* **PROBLEM TO WORK ON**
What lines of the data include the string "title"? Copy them all.

* **DATA FOR THIS TASK**
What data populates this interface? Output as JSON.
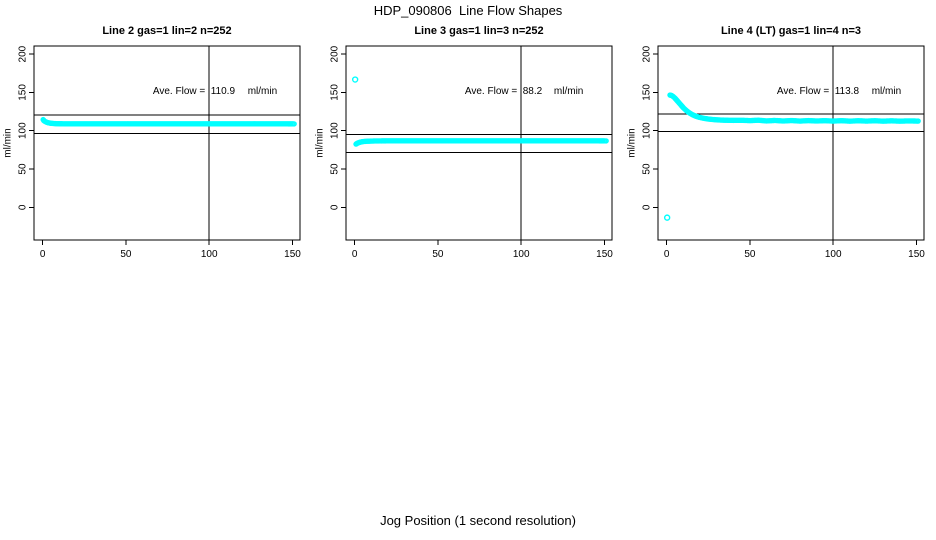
{
  "figure": {
    "title": "HDP_090806  Line Flow Shapes",
    "xlabel": "Jog Position (1 second resolution)",
    "background_color": "#ffffff",
    "axis_color": "#000000",
    "point_color": "#00ffff"
  },
  "chart_data": [
    {
      "type": "scatter",
      "title": "Line 2 gas=1 lin=2 n=252",
      "ylabel": "ml/min",
      "xlim": [
        -5.2,
        154.5
      ],
      "ylim": [
        -42.7,
        210.6
      ],
      "xticks": [
        0,
        50,
        100,
        150
      ],
      "yticks": [
        0,
        50,
        100,
        150,
        200
      ],
      "grid": false,
      "marker": "open-circle",
      "marker_color": "#00ffff",
      "vline_x": 100,
      "hlines": [
        120.5,
        96.6
      ],
      "annotation": {
        "label": "Ave. Flow =",
        "value": "110.9",
        "unit": "ml/min",
        "y": 148
      },
      "series": [
        [
          0.3,
          114.5
        ],
        [
          0.8,
          113
        ],
        [
          1.5,
          112
        ],
        [
          2.5,
          111
        ],
        [
          3.5,
          110.3
        ],
        [
          5,
          109.7
        ],
        [
          7,
          109.3
        ],
        [
          10,
          109.1
        ],
        [
          15,
          109
        ],
        [
          25,
          109
        ],
        [
          40,
          109
        ],
        [
          60,
          109
        ],
        [
          80,
          109
        ],
        [
          100,
          109
        ],
        [
          120,
          109
        ],
        [
          140,
          109
        ],
        [
          151,
          108.9
        ]
      ],
      "outliers": []
    },
    {
      "type": "scatter",
      "title": "Line 3 gas=1 lin=3 n=252",
      "ylabel": "ml/min",
      "xlim": [
        -5.2,
        154.5
      ],
      "ylim": [
        -42.7,
        210.6
      ],
      "xticks": [
        0,
        50,
        100,
        150
      ],
      "yticks": [
        0,
        50,
        100,
        150,
        200
      ],
      "grid": false,
      "marker": "open-circle",
      "marker_color": "#00ffff",
      "vline_x": 100,
      "hlines": [
        94.8,
        71.8
      ],
      "annotation": {
        "label": "Ave. Flow =",
        "value": "88.2",
        "unit": "ml/min",
        "y": 148
      },
      "series": [
        [
          0.8,
          82.5
        ],
        [
          1.5,
          83.5
        ],
        [
          2.5,
          84.5
        ],
        [
          3.5,
          85.2
        ],
        [
          5,
          85.8
        ],
        [
          7,
          86.2
        ],
        [
          10,
          86.5
        ],
        [
          15,
          86.7
        ],
        [
          25,
          86.8
        ],
        [
          40,
          86.8
        ],
        [
          60,
          86.8
        ],
        [
          80,
          86.8
        ],
        [
          100,
          86.8
        ],
        [
          120,
          86.8
        ],
        [
          140,
          86.8
        ],
        [
          151,
          86.7
        ]
      ],
      "outliers": [
        [
          0.3,
          166.8
        ]
      ]
    },
    {
      "type": "scatter",
      "title": "Line 4 (LT) gas=1 lin=4 n=3",
      "ylabel": "ml/min",
      "xlim": [
        -5.2,
        154.5
      ],
      "ylim": [
        -42.7,
        210.6
      ],
      "xticks": [
        0,
        50,
        100,
        150
      ],
      "yticks": [
        0,
        50,
        100,
        150,
        200
      ],
      "grid": false,
      "marker": "open-circle",
      "marker_color": "#00ffff",
      "vline_x": 100,
      "hlines": [
        121.8,
        98.7
      ],
      "annotation": {
        "label": "Ave. Flow =",
        "value": "113.8",
        "unit": "ml/min",
        "y": 148
      },
      "series": [
        [
          2,
          146.5
        ],
        [
          3,
          146
        ],
        [
          4,
          144.5
        ],
        [
          5,
          142.5
        ],
        [
          6,
          140
        ],
        [
          7,
          137.5
        ],
        [
          8,
          135
        ],
        [
          9,
          132.5
        ],
        [
          10,
          130
        ],
        [
          11,
          128
        ],
        [
          12,
          126
        ],
        [
          13,
          124.3
        ],
        [
          14,
          122.8
        ],
        [
          15,
          121.5
        ],
        [
          16,
          120.4
        ],
        [
          17,
          119.4
        ],
        [
          18,
          118.6
        ],
        [
          19,
          117.9
        ],
        [
          20,
          117.3
        ],
        [
          22,
          116.3
        ],
        [
          24,
          115.6
        ],
        [
          26,
          115
        ],
        [
          28,
          114.6
        ],
        [
          30,
          114.2
        ],
        [
          33,
          113.9
        ],
        [
          36,
          113.7
        ],
        [
          40,
          113.5
        ],
        [
          45,
          113.6
        ],
        [
          50,
          113.2
        ],
        [
          55,
          113.7
        ],
        [
          60,
          112.8
        ],
        [
          65,
          113.4
        ],
        [
          70,
          112.7
        ],
        [
          75,
          113.3
        ],
        [
          80,
          112.6
        ],
        [
          85,
          113.2
        ],
        [
          90,
          112.7
        ],
        [
          95,
          113.1
        ],
        [
          100,
          112.6
        ],
        [
          105,
          113.1
        ],
        [
          110,
          112.5
        ],
        [
          115,
          113
        ],
        [
          120,
          112.6
        ],
        [
          125,
          113
        ],
        [
          130,
          112.5
        ],
        [
          135,
          112.9
        ],
        [
          140,
          112.5
        ],
        [
          145,
          112.8
        ],
        [
          151,
          112.6
        ]
      ],
      "outliers": [
        [
          0.3,
          -13.5
        ]
      ]
    }
  ]
}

* **TASK OUTPUT**
    "title": "HDP_090806  Line Flow Shapes",
      "title": "Line 2 gas=1 lin=2 n=252",
      "title": "Line 3 gas=1 lin=3 n=252",
      "title": "Line 4 (LT) gas=1 lin=4 n=3",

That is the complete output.